» To be done
Retype the full set of records. Keep every character identical.

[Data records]
----------------------------------------

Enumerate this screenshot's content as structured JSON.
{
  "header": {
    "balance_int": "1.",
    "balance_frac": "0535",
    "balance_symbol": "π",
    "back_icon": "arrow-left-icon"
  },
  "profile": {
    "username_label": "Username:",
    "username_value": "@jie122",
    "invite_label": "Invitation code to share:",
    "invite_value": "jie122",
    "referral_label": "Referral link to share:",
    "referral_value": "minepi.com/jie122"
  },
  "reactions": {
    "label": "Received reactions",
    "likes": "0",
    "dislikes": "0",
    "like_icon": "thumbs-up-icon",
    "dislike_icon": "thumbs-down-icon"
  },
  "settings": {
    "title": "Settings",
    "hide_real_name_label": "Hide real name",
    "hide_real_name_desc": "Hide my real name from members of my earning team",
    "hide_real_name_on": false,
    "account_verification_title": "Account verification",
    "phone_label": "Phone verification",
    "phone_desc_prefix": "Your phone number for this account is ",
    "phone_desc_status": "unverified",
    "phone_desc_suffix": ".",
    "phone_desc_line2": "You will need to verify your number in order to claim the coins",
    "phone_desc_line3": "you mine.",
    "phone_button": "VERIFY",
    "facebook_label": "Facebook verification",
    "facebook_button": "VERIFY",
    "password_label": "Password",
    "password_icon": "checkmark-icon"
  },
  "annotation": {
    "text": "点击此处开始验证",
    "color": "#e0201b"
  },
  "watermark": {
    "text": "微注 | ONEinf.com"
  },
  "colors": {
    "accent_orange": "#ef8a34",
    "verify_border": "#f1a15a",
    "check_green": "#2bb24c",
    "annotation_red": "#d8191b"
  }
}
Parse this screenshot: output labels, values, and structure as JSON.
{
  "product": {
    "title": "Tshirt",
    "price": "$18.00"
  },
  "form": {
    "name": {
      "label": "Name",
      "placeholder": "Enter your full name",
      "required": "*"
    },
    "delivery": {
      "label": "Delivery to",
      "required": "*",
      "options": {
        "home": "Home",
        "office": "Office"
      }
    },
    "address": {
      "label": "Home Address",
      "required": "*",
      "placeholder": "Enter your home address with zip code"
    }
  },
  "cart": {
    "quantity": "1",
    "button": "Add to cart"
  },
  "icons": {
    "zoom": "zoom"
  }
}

----------------------------------------

» Response to this task
Enumerate this screenshot's content as structured JSON.
{
  "header": {
    "balance_int": "1.",
    "balance_frac": "0535",
    "balance_symbol": "π",
    "back_icon": "arrow-left-icon"
  },
  "profile": {
    "username_label": "Username:",
    "username_value": "@jie122",
    "invite_label": "Invitation code to share:",
    "invite_value": "jie122",
    "referral_label": "Referral link to share:",
    "referral_value": "minepi.com/jie122"
  },
  "reactions": {
    "label": "Received reactions",
    "likes": "0",
    "dislikes": "0",
    "like_icon": "thumbs-up-icon",
    "dislike_icon": "thumbs-down-icon"
  },
  "settings": {
    "title": "Settings",
    "hide_real_name_label": "Hide real name",
    "hide_real_name_desc": "Hide my real name from members of my earning team",
    "hide_real_name_on": false,
    "account_verification_title": "Account verification",
    "phone_label": "Phone verification",
    "phone_desc_prefix": "Your phone number for this account is ",
    "phone_desc_status": "unverified",
    "phone_desc_suffix": ".",
    "phone_desc_line2": "You will need to verify your number in order to claim the coins",
    "phone_desc_line3": "you mine.",
    "phone_button": "VERIFY",
    "facebook_label": "Facebook verification",
    "facebook_button": "VERIFY",
    "password_label": "Password",
    "password_icon": "checkmark-icon"
  },
  "annotation": {
    "text": "点击此处开始验证",
    "color": "#e0201b"
  },
  "watermark": {
    "text": "微注 | ONEinf.com"
  },
  "colors": {
    "accent_orange": "#ef8a34",
    "verify_border": "#f1a15a",
    "check_green": "#2bb24c",
    "annotation_red": "#d8191b"
  }
}
Parse this screenshot: output labels, values, and structure as JSON.
{
  "product": {
    "title": "Tshirt",
    "price": "$18.00"
  },
  "form": {
    "name": {
      "label": "Name",
      "placeholder": "Enter your full name",
      "required": "*"
    },
    "delivery": {
      "label": "Delivery to",
      "required": "*",
      "options": {
        "home": "Home",
        "office": "Office"
      }
    },
    "address": {
      "label": "Home Address",
      "required": "*",
      "placeholder": "Enter your home address with zip code"
    }
  },
  "cart": {
    "quantity": "1",
    "button": "Add to cart"
  },
  "icons": {
    "zoom": "zoom"
  }
}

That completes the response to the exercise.